▸ YOUR GOAL
Gather all lines containing the string "services" and copy them out.
=== PROVIDED INFORMATION ===
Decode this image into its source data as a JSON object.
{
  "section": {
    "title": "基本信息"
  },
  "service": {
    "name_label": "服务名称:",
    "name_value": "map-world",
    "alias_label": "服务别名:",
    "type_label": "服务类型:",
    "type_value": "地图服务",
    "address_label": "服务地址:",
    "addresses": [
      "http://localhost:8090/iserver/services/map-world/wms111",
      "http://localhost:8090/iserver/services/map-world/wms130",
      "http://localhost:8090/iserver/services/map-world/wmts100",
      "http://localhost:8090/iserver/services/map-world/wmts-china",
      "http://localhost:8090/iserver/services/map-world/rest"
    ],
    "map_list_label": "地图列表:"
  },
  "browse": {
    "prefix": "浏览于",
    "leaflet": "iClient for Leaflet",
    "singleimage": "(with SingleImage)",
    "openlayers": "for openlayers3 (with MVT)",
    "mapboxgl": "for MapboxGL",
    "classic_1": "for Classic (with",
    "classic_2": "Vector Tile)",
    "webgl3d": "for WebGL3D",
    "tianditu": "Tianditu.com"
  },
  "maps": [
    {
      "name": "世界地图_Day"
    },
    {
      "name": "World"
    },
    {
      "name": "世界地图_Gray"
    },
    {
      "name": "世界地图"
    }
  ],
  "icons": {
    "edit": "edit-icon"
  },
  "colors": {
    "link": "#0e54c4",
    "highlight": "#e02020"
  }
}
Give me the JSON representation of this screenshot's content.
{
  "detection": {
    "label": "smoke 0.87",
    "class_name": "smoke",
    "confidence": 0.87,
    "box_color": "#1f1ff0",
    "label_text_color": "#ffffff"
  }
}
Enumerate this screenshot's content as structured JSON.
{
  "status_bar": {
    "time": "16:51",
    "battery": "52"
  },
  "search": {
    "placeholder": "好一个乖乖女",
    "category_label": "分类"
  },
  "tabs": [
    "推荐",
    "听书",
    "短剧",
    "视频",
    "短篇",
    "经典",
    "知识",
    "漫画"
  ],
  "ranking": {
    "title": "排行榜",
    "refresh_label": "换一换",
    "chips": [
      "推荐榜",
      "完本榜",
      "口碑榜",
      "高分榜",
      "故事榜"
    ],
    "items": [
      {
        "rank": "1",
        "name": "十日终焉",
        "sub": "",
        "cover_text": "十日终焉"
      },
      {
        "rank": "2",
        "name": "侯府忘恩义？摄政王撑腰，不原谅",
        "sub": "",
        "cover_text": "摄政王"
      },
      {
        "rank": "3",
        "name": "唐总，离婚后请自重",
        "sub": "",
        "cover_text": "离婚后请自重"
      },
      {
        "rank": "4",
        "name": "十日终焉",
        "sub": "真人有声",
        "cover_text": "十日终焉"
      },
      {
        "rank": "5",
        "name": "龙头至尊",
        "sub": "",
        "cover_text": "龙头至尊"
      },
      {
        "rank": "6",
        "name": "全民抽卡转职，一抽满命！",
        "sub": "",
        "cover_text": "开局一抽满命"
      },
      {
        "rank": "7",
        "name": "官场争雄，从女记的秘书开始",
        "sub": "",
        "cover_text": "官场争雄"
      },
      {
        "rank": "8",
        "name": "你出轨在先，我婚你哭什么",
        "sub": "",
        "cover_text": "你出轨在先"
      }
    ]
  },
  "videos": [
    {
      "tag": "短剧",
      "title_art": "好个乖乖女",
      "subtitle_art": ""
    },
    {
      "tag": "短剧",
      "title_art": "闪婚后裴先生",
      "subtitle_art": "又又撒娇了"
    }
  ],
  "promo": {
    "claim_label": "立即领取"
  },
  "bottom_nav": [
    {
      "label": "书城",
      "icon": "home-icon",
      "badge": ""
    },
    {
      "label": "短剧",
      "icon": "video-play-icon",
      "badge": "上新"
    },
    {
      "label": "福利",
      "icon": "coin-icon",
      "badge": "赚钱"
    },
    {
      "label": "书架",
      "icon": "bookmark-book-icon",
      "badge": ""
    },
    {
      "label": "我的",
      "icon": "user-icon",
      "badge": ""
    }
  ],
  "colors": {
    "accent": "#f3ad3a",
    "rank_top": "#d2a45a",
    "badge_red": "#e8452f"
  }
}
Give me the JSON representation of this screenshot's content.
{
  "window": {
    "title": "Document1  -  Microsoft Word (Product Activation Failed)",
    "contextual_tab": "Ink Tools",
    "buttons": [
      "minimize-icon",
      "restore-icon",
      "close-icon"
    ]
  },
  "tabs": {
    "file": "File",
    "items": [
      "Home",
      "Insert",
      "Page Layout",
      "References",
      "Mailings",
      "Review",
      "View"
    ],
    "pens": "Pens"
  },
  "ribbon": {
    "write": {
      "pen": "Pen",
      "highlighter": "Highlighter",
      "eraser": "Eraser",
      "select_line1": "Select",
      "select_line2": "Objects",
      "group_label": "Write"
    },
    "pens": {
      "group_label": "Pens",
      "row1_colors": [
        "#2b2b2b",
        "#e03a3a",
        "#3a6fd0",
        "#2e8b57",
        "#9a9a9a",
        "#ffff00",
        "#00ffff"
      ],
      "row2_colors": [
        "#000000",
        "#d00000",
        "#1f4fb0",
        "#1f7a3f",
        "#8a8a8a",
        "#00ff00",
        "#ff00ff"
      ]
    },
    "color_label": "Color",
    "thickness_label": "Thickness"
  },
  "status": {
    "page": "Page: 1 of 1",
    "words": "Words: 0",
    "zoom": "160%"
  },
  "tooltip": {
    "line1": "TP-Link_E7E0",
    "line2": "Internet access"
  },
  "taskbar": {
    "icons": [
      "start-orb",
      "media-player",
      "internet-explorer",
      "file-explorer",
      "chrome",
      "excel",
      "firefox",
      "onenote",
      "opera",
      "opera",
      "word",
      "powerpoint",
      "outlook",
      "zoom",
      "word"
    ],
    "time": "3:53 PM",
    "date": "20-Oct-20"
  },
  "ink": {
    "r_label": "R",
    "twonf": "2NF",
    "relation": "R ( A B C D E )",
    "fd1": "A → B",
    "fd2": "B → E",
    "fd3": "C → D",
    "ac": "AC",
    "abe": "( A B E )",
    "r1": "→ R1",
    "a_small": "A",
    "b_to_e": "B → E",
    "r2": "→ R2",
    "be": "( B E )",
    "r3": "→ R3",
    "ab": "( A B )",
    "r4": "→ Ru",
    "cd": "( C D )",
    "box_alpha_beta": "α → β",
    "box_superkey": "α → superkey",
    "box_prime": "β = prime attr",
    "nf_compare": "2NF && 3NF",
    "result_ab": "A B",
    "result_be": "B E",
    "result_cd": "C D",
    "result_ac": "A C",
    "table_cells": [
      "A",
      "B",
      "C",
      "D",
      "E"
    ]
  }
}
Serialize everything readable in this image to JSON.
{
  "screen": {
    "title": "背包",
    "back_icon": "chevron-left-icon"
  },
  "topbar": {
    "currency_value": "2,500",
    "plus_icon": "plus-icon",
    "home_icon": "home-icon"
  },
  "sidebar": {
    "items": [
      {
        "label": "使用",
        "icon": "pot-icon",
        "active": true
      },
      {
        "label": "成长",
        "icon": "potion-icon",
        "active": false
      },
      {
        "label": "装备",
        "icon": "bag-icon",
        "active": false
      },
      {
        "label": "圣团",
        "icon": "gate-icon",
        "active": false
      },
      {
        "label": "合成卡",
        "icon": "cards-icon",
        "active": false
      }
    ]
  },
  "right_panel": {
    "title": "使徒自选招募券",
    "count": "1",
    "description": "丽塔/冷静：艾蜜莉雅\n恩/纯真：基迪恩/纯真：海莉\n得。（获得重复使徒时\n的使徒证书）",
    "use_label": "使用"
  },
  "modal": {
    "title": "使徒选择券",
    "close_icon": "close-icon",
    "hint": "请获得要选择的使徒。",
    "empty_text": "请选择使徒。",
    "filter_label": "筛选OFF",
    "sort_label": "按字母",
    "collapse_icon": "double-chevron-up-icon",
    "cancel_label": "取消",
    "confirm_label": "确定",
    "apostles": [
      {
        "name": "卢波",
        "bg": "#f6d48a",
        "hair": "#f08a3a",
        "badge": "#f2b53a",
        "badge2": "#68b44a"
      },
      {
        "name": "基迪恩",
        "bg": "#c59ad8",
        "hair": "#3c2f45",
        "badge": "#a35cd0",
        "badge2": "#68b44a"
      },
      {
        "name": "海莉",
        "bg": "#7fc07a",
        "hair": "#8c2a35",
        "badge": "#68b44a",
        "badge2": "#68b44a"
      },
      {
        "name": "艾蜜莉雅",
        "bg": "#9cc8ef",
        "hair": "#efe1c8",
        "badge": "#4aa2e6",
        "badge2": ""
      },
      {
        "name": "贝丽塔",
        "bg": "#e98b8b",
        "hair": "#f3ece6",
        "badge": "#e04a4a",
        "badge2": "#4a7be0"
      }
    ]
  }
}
===
▸ TASK ANSWER
      "http://localhost:8090/iserver/services/map-world/wms111",
      "http://localhost:8090/iserver/services/map-world/wms130",
      "http://localhost:8090/iserver/services/map-world/wmts100",
      "http://localhost:8090/iserver/services/map-world/wmts-china",
      "http://localhost:8090/iserver/services/map-world/rest"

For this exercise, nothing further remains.